▶ [WHAT IS BEING ASKED]: Say how many lines contain the word "wczytaj" and give no other text.

▶ [Data items]:
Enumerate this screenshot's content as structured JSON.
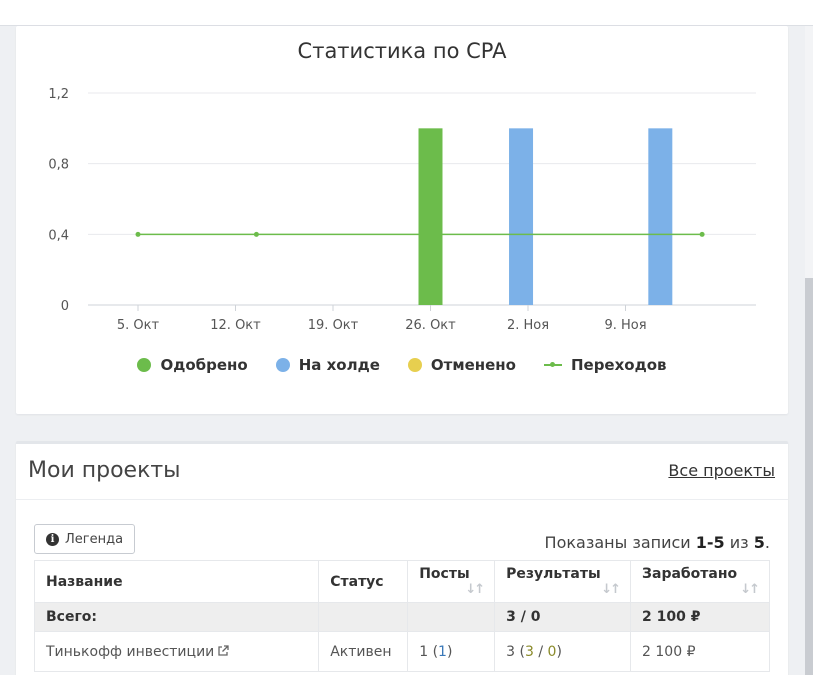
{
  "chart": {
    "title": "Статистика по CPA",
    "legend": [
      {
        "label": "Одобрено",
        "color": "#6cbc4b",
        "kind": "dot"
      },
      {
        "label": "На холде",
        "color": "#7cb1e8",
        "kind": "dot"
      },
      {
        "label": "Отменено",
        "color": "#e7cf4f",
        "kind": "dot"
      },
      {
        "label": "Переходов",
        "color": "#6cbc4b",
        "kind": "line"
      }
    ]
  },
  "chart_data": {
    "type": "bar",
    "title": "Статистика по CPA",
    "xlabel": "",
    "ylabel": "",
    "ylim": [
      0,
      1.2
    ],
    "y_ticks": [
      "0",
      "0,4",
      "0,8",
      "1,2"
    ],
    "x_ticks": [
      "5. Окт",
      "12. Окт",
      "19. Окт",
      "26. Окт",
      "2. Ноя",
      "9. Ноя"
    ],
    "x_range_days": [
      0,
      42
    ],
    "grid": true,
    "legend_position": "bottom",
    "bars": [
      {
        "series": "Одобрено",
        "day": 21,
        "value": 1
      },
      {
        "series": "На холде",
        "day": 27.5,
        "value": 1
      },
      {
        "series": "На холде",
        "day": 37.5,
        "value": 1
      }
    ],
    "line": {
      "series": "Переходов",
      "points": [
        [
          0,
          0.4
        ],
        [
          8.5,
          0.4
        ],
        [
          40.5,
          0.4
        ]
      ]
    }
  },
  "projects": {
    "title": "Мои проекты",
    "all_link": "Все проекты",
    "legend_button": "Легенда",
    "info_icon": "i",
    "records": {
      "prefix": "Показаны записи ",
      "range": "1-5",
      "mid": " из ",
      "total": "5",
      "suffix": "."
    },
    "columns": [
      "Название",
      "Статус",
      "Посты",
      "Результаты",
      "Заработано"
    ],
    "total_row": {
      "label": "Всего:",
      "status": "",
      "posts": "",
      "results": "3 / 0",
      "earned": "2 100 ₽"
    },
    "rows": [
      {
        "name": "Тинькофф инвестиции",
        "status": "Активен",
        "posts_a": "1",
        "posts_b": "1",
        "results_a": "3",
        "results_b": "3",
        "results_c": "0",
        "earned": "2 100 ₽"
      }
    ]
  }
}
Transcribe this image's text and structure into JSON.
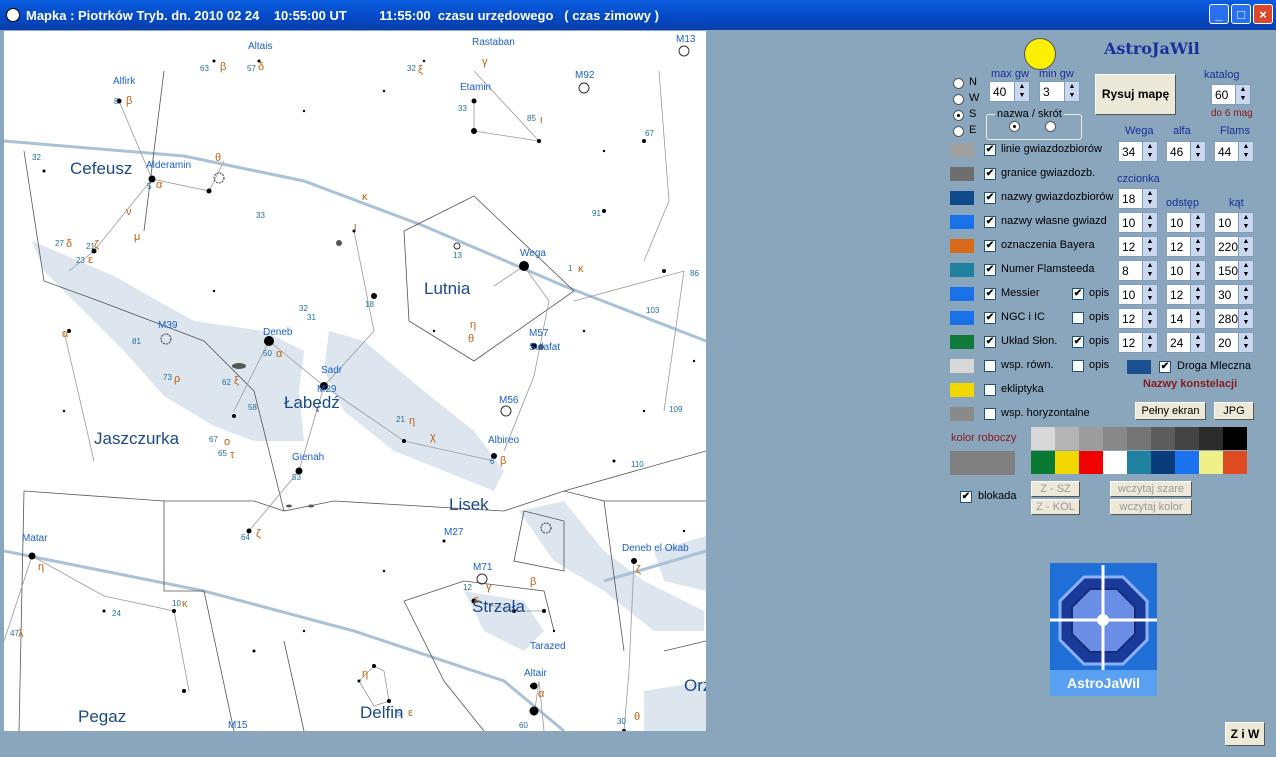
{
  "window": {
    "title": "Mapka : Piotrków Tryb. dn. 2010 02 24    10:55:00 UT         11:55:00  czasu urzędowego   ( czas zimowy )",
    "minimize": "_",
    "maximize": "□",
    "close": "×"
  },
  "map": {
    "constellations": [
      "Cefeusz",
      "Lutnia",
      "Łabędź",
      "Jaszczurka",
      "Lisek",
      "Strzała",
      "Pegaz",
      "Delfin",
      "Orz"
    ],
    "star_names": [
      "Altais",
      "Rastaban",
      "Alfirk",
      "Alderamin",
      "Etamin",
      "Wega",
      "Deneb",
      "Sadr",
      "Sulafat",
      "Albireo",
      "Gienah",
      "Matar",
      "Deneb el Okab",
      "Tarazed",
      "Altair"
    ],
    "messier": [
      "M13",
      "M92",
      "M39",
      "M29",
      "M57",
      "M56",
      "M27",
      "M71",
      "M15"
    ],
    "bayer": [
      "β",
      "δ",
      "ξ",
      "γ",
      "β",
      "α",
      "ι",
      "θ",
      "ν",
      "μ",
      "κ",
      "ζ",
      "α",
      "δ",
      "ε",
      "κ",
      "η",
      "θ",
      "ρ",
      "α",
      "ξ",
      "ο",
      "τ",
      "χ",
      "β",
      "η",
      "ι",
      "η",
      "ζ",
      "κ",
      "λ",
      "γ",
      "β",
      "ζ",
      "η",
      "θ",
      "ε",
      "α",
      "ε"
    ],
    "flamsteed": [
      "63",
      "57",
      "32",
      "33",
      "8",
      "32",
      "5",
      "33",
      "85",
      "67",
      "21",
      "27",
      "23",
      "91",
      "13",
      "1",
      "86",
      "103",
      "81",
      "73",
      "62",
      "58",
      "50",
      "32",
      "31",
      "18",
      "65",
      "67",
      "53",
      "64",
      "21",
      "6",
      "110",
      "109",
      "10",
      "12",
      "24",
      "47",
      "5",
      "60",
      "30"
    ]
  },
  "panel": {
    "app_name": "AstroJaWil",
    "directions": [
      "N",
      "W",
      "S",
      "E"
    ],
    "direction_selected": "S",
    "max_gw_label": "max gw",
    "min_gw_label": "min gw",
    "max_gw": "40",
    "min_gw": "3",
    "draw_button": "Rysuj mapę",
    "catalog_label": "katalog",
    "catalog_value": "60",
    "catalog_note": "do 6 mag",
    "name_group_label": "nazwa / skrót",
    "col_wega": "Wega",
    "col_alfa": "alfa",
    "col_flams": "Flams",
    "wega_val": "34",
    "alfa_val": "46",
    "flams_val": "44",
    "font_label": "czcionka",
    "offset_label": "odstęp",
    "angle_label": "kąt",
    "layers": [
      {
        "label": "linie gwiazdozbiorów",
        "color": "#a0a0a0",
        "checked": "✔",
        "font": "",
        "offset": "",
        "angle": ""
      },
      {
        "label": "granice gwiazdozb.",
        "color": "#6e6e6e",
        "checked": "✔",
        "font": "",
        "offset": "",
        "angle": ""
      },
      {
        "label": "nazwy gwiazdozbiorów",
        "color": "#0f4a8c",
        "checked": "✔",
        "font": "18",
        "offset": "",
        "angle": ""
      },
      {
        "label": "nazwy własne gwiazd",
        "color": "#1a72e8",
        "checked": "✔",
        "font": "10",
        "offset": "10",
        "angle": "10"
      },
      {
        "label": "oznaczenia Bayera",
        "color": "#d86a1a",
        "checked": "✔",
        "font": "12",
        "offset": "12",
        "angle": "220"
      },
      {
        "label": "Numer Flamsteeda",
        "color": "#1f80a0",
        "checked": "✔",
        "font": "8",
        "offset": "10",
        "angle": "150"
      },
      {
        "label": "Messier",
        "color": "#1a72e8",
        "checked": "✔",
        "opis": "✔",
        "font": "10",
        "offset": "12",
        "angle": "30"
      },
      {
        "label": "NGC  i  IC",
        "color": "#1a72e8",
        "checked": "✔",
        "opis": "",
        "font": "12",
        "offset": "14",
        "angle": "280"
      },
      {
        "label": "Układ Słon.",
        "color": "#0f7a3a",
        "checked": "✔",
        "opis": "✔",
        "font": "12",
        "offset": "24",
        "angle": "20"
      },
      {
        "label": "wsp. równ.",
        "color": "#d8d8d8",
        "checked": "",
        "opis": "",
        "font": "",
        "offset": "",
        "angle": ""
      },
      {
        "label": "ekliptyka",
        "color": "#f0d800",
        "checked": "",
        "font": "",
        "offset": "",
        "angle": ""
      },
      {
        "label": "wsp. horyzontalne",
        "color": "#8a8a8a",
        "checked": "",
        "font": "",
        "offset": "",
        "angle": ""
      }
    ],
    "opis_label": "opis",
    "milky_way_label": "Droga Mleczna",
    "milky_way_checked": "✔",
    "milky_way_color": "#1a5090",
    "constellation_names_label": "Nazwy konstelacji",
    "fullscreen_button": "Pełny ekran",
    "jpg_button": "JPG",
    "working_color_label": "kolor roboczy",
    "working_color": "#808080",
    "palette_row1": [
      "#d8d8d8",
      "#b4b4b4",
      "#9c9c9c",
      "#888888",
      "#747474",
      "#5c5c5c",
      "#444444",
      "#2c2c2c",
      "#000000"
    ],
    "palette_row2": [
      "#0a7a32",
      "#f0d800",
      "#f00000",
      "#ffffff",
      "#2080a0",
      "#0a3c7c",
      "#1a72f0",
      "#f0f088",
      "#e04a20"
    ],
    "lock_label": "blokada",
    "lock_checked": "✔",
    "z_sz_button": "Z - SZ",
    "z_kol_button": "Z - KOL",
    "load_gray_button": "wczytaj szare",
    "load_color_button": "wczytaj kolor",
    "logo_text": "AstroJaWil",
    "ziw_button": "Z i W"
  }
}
---
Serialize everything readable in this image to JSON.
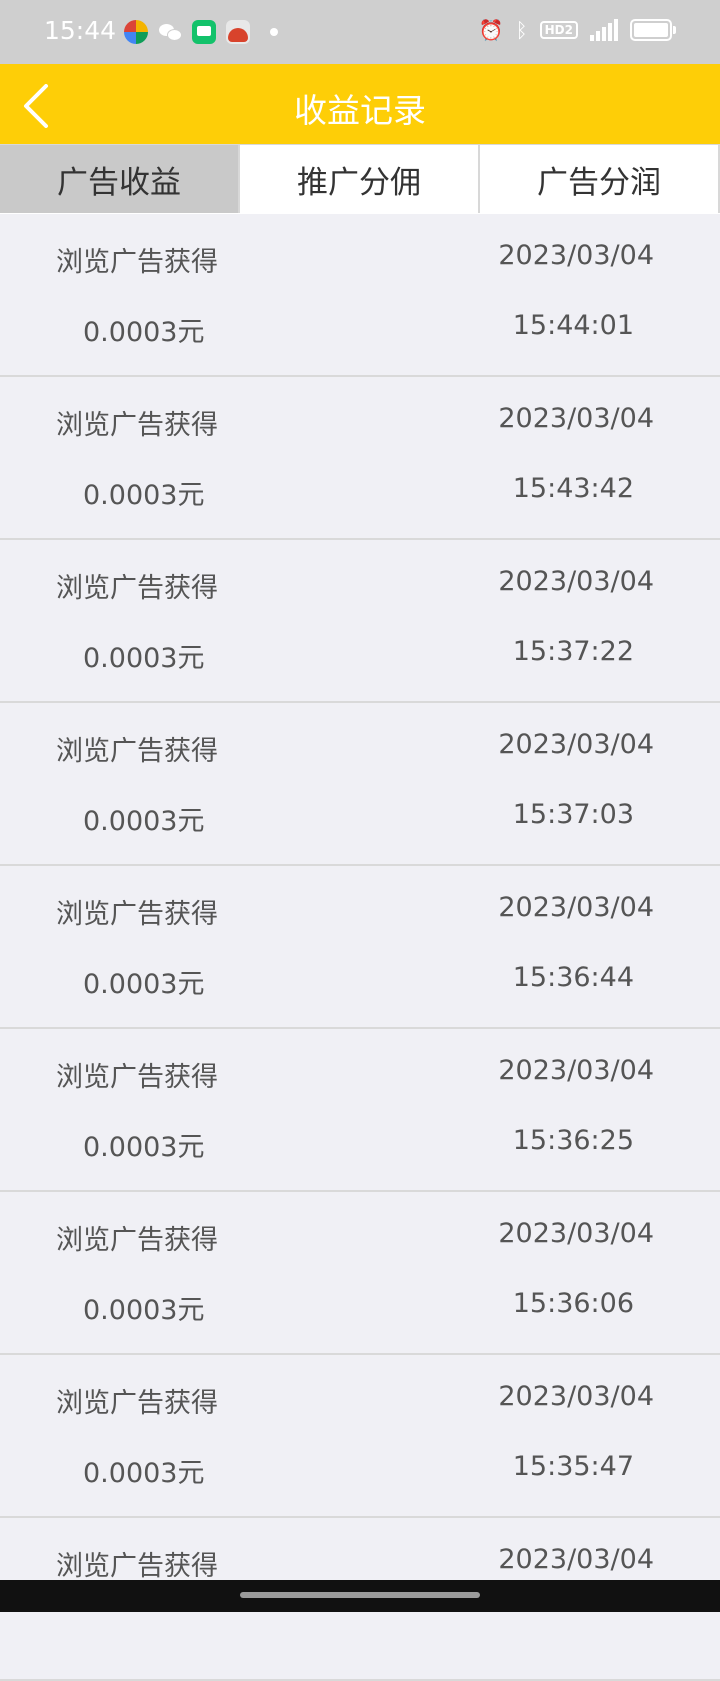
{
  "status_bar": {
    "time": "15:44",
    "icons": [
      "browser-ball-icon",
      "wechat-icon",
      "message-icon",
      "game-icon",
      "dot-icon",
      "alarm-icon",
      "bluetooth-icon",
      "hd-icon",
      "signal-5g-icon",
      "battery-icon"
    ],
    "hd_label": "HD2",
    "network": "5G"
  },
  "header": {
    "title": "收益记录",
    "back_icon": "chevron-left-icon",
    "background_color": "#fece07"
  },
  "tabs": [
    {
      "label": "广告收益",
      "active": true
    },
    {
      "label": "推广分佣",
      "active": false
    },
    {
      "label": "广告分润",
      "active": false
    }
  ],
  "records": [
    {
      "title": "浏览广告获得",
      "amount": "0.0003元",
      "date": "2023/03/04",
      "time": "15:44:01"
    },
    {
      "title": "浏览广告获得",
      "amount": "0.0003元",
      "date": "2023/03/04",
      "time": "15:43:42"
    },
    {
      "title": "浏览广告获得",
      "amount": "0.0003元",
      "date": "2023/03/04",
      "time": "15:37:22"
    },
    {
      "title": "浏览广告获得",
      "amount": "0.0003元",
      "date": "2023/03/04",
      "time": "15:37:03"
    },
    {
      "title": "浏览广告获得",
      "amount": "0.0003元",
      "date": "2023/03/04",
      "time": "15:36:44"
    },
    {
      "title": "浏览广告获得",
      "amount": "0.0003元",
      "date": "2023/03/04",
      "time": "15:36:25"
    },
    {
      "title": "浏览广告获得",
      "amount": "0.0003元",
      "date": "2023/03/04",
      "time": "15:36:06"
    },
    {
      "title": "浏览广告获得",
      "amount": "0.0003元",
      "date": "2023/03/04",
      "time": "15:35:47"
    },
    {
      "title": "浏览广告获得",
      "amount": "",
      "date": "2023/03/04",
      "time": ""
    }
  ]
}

▶ [RESPONSE TO THE TASK]: 2